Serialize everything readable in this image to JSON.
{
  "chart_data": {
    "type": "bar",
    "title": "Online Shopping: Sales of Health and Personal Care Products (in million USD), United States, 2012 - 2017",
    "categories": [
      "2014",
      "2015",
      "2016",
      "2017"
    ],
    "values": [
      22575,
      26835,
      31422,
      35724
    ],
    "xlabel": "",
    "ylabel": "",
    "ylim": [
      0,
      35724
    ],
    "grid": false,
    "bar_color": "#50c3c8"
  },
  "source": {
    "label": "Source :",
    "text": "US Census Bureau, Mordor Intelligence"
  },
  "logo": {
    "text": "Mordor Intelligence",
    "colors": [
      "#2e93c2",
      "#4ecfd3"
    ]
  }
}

- Given request:
Restate each entry exactly, skipping none.

- Reply:
Serialize everything readable in this image to JSON.
{
  "chart_data": {
    "type": "bar",
    "title": "Online Shopping: Sales of Health and Personal Care Products (in million USD), United States, 2012 - 2017",
    "categories": [
      "2014",
      "2015",
      "2016",
      "2017"
    ],
    "values": [
      22575,
      26835,
      31422,
      35724
    ],
    "xlabel": "",
    "ylabel": "",
    "ylim": [
      0,
      35724
    ],
    "grid": false,
    "bar_color": "#50c3c8"
  },
  "source": {
    "label": "Source :",
    "text": "US Census Bureau, Mordor Intelligence"
  },
  "logo": {
    "text": "Mordor Intelligence",
    "colors": [
      "#2e93c2",
      "#4ecfd3"
    ]
  }
}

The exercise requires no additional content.